Set task:
Work through the data line by line, gathering every line that has the word "CONTRAINTELIGÊNCIA".

Data listing:

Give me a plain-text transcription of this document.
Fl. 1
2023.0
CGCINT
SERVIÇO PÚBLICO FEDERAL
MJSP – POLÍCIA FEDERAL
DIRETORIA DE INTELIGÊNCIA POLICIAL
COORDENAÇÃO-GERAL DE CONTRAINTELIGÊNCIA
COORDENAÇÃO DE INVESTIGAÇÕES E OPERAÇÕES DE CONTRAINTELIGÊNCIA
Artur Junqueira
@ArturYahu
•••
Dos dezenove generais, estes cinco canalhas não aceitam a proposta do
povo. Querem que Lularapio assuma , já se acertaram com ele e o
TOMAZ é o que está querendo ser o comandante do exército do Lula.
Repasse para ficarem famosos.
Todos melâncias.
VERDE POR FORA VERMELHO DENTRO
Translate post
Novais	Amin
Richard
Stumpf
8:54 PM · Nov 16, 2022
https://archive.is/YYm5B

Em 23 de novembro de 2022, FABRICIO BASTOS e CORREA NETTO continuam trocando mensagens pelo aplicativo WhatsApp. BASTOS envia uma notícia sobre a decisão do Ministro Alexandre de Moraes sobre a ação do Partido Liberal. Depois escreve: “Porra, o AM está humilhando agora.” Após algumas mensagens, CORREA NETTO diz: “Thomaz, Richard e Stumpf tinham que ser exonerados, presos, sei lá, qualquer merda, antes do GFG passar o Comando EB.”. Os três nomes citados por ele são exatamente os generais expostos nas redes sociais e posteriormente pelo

Task response:
COORDENAÇÃO-GERAL DE CONTRAINTELIGÊNCIA
COORDENAÇÃO DE INVESTIGAÇÕES E OPERAÇÕES DE CONTRAINTELIGÊNCIA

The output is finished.